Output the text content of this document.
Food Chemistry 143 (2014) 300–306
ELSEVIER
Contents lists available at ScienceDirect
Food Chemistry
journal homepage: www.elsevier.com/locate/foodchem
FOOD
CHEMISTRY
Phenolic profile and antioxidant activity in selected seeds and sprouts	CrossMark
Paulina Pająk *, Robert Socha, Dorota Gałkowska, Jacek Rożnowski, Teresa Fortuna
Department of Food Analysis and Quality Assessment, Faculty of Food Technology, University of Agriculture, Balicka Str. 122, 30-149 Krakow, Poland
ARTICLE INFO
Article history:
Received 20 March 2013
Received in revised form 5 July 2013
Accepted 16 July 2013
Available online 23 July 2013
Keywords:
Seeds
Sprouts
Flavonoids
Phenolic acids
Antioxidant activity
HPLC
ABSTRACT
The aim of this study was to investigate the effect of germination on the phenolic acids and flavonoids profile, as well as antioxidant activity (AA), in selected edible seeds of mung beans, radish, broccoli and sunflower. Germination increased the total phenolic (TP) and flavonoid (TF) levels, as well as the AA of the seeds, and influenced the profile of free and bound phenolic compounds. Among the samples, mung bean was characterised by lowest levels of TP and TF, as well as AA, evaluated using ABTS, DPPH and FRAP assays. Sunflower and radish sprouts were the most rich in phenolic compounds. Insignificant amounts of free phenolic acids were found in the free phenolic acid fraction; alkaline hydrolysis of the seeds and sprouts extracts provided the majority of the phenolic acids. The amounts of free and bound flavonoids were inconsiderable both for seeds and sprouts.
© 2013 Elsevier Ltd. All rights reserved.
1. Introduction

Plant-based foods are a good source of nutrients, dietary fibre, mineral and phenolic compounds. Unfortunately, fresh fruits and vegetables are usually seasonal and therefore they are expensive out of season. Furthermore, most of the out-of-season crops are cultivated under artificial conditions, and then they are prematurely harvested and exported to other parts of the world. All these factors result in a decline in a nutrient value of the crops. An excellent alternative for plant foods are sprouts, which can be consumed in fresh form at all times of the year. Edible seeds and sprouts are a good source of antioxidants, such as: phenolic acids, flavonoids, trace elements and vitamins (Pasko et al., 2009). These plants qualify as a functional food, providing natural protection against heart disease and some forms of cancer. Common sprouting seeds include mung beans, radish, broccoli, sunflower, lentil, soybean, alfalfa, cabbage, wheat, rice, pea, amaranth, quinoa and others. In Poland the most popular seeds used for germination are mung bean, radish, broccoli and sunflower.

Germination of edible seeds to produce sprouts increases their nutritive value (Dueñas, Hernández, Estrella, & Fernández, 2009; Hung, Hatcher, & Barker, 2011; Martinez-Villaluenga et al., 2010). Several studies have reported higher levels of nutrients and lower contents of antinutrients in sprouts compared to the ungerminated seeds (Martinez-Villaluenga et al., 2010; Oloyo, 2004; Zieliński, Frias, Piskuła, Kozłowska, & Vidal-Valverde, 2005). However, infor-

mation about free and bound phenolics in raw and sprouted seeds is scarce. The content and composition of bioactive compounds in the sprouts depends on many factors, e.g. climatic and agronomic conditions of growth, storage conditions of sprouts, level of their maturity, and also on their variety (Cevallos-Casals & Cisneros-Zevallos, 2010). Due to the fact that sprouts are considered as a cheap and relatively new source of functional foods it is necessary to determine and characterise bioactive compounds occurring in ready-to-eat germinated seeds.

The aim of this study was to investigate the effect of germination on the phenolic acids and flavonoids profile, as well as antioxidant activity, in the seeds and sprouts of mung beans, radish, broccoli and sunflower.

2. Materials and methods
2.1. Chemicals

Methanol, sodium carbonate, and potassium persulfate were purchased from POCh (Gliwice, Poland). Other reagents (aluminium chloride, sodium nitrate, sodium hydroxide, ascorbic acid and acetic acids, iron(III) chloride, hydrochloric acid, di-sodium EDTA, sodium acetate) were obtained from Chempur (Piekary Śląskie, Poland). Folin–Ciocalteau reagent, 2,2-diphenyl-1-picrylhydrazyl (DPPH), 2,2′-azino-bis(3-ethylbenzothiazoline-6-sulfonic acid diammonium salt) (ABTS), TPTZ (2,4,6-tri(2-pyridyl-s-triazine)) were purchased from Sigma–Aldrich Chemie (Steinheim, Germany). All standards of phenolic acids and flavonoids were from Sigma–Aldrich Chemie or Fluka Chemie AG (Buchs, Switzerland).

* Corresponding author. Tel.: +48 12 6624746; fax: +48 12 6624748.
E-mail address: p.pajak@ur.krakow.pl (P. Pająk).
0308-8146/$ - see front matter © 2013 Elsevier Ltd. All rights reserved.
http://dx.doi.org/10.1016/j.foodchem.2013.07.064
☆ ☆ ☆ ☆ ☆
▸ Task prompt: Every line above that holds the word "form" is to be found and copied.

▸ Task output:
Received in revised form 5 July 2013
Plant-based foods are a good source of nutrients, dietary fibre, mineral and phenolic compounds. Unfortunately, fresh fruits and vegetables are usually seasonal and therefore they are expensive out of season. Furthermore, most of the out-of-season crops are cultivated under artificial conditions, and then they are prematurely harvested and exported to other parts of the world. All these factors result in a decline in a nutrient value of the crops. An excellent alternative for plant foods are sprouts, which can be consumed in fresh form at all times of the year. Edible seeds and sprouts are a good source of antioxidants, such as: phenolic acids, flavonoids, trace elements and vitamins (Pasko et al., 2009). These plants qualify as a functional food, providing natural protection against heart disease and some forms of cancer. Common sprouting seeds include mung beans, radish, broccoli, sunflower, lentil, soybean, alfalfa, cabbage, wheat, rice, pea, amaranth, quinoa and others. In Poland the most popular seeds used for germination are mung bean, radish, broccoli and sunflower.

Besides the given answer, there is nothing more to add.